[Task details]: Give the part of the entries that opens with the line containing "1014, 112, 1044]" and closes with the line containing "278, 111, 308]", both included, as a numbered list with blank lines left out.

══════════════════════════════

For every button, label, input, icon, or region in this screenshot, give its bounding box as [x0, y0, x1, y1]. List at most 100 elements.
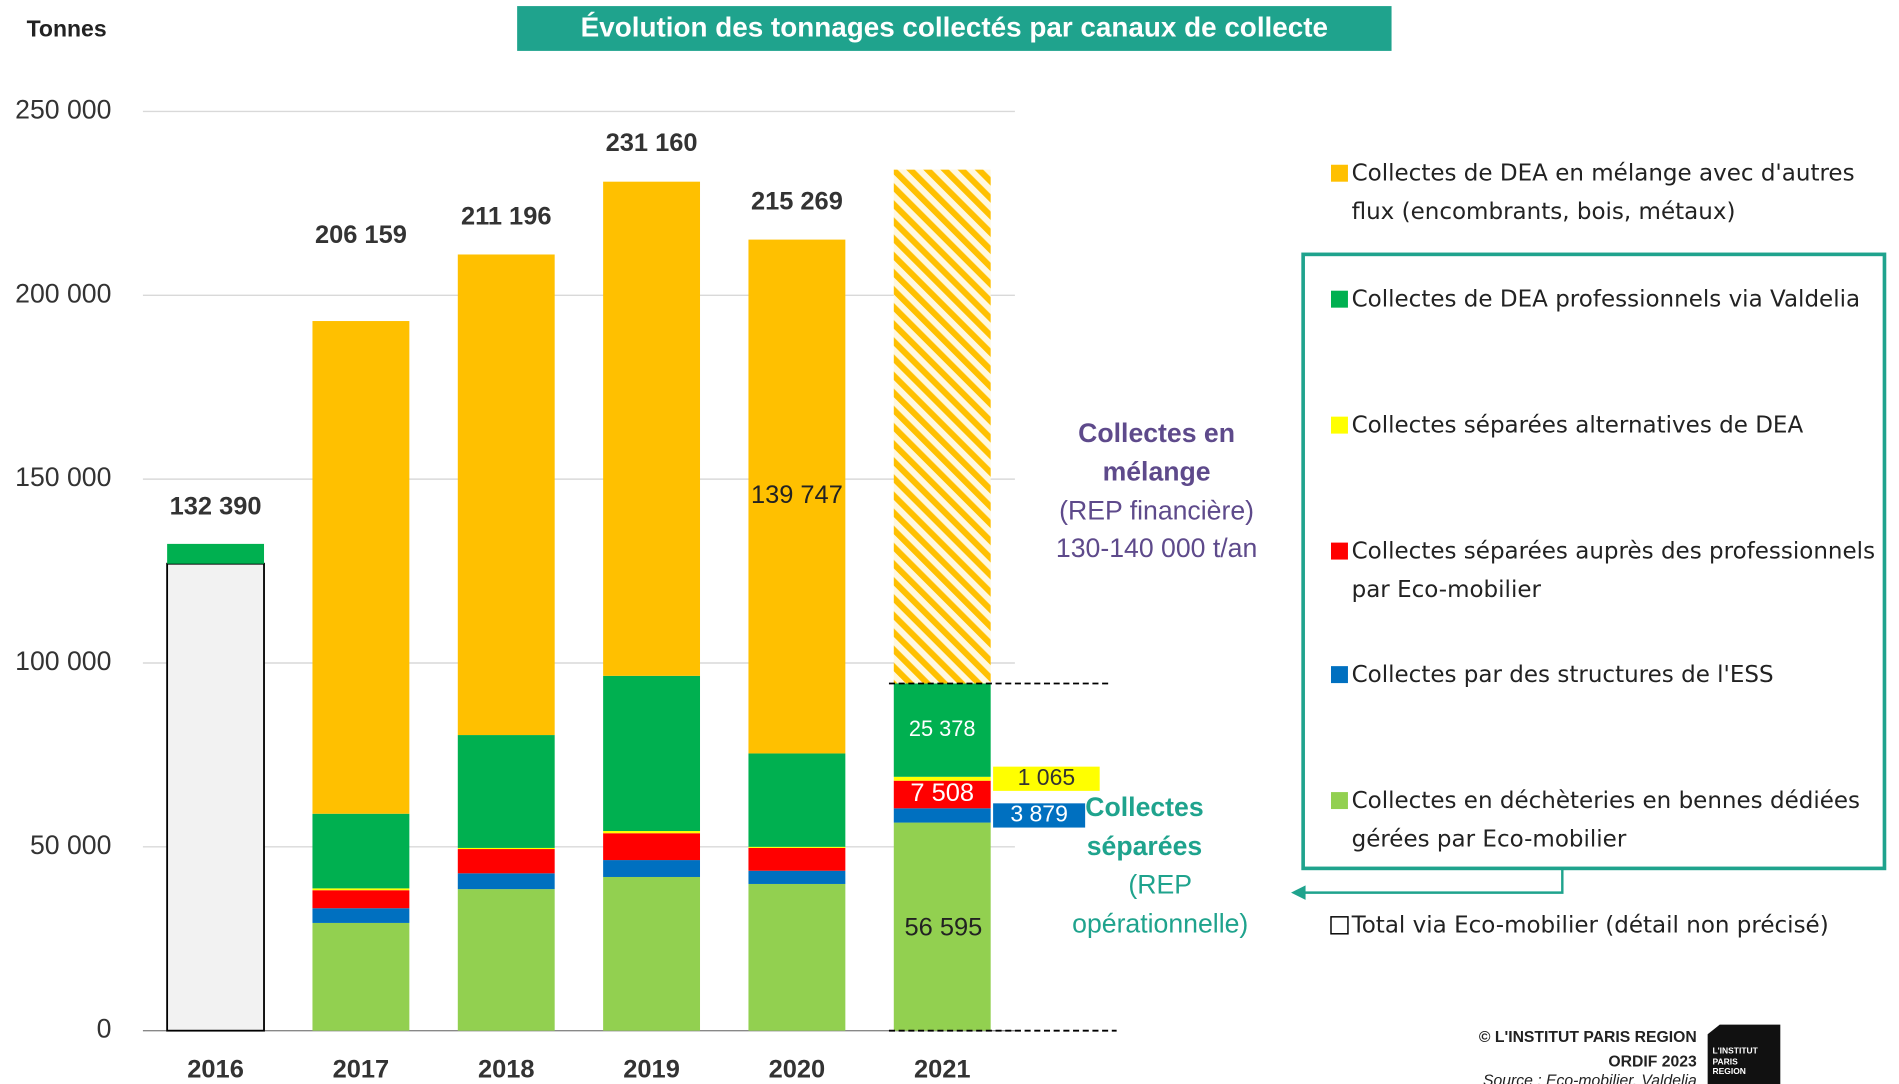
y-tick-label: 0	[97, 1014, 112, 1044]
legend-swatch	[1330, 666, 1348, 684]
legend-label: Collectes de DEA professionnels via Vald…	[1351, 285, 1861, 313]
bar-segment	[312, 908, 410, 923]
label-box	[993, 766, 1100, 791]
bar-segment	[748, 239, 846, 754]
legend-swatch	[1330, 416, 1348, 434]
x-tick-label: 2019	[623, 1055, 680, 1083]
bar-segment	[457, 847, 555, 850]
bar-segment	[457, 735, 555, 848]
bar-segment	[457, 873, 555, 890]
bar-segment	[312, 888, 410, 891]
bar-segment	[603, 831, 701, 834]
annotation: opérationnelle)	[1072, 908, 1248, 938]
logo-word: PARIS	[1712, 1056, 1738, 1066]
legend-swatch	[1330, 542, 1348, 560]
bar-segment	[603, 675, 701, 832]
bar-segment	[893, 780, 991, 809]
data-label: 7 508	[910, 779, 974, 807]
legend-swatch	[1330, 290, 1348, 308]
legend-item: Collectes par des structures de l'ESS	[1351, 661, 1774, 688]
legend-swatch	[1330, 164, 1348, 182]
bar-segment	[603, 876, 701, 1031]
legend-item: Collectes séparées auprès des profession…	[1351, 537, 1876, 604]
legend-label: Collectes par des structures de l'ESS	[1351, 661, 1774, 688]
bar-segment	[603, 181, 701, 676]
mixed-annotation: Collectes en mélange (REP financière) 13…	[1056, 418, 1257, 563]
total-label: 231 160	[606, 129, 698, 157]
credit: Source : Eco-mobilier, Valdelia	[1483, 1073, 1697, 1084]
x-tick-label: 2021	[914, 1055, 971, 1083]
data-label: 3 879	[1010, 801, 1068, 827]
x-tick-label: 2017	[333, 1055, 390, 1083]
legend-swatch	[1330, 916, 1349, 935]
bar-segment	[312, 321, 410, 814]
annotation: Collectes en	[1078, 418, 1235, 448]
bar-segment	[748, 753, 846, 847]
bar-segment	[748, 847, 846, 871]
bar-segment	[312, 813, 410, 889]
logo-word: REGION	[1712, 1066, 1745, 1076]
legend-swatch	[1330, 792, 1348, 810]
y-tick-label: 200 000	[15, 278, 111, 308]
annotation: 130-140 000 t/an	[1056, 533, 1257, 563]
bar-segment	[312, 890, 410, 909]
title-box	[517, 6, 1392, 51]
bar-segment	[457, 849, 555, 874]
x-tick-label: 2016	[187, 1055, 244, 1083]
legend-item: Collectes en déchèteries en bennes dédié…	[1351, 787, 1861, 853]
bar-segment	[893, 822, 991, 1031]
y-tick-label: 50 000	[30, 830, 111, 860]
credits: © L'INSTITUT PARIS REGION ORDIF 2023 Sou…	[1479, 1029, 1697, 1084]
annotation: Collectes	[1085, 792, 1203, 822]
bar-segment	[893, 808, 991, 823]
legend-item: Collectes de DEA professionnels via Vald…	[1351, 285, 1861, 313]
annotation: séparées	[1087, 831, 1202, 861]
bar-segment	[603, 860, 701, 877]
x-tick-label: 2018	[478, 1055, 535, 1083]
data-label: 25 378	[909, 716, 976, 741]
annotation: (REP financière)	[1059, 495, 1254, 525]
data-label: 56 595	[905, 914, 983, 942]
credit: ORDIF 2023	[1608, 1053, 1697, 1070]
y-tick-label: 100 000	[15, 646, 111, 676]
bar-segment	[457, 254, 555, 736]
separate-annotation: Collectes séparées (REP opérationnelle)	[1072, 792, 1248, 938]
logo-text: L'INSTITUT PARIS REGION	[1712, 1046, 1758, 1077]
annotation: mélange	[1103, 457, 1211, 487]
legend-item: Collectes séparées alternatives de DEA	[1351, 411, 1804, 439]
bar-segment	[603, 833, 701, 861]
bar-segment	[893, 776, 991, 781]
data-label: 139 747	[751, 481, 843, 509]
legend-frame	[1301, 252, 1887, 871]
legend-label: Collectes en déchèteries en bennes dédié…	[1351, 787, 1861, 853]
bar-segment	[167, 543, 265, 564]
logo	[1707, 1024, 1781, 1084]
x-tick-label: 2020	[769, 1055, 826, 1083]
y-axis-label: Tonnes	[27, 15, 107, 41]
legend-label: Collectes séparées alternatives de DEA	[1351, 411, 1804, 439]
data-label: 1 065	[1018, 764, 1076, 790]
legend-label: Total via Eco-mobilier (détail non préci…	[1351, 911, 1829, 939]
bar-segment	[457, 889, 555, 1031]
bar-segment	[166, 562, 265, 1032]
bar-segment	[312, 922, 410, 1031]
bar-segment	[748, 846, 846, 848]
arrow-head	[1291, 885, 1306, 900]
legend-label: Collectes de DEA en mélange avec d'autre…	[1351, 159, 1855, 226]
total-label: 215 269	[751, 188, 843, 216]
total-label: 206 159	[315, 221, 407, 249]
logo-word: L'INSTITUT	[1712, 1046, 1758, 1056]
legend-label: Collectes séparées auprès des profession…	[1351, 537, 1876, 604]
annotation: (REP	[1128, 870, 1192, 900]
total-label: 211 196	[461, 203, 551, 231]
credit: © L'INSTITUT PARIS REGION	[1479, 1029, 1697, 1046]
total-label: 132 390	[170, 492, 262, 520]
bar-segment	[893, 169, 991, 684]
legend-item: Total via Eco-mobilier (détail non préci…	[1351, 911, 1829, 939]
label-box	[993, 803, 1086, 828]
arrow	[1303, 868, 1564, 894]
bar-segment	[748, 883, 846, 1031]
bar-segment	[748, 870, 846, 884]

══════════════════════════════

[Response to the task]:
1. y-tick-label: 0	[97, 1014, 112, 1044]
2. legend-swatch	[1330, 666, 1348, 684]
3. legend-label: Collectes de DEA professionnels via Vald…	[1351, 285, 1861, 313]
4. bar-segment	[312, 908, 410, 923]
5. label-box	[993, 766, 1100, 791]
6. bar-segment	[748, 239, 846, 754]
7. legend-swatch	[1330, 416, 1348, 434]
8. x-tick-label: 2019	[623, 1055, 680, 1083]
9. bar-segment	[457, 847, 555, 850]
10. bar-segment	[457, 735, 555, 848]
11. bar-segment	[457, 873, 555, 890]
12. bar-segment	[312, 888, 410, 891]
13. bar-segment	[603, 831, 701, 834]
14. annotation: opérationnelle)	[1072, 908, 1248, 938]
15. logo-word: PARIS	[1712, 1056, 1738, 1066]
16. legend-swatch	[1330, 542, 1348, 560]
17. bar-segment	[603, 675, 701, 832]
18. bar-segment	[893, 780, 991, 809]
19. data-label: 7 508	[910, 779, 974, 807]
20. legend-swatch	[1330, 290, 1348, 308]
21. legend-item: Collectes par des structures de l'ESS	[1351, 661, 1774, 688]
22. legend-swatch	[1330, 164, 1348, 182]
23. bar-segment	[603, 876, 701, 1031]
24. legend-item: Collectes séparées auprès des profession…	[1351, 537, 1876, 604]
25. legend-label: Collectes par des structures de l'ESS	[1351, 661, 1774, 688]
26. bar-segment	[603, 181, 701, 676]
27. mixed-annotation: Collectes en mélange (REP financière) 13…	[1056, 418, 1257, 563]
28. total-label: 231 160	[606, 129, 698, 157]
29. credit: Source : Eco-mobilier, Valdelia	[1483, 1073, 1697, 1084]
30. x-tick-label: 2021	[914, 1055, 971, 1083]
31. data-label: 3 879	[1010, 801, 1068, 827]
32. x-tick-label: 2017	[333, 1055, 390, 1083]
33. legend-swatch	[1330, 916, 1349, 935]
34. bar-segment	[312, 321, 410, 814]
35. annotation: Collectes en	[1078, 418, 1235, 448]
36. bar-segment	[748, 753, 846, 847]
37. bar-segment	[748, 847, 846, 871]
38. bar-segment	[312, 813, 410, 889]
39. logo-word: REGION	[1712, 1066, 1745, 1076]
40. legend-swatch	[1330, 792, 1348, 810]
41. y-tick-label: 200 000	[15, 278, 111, 308]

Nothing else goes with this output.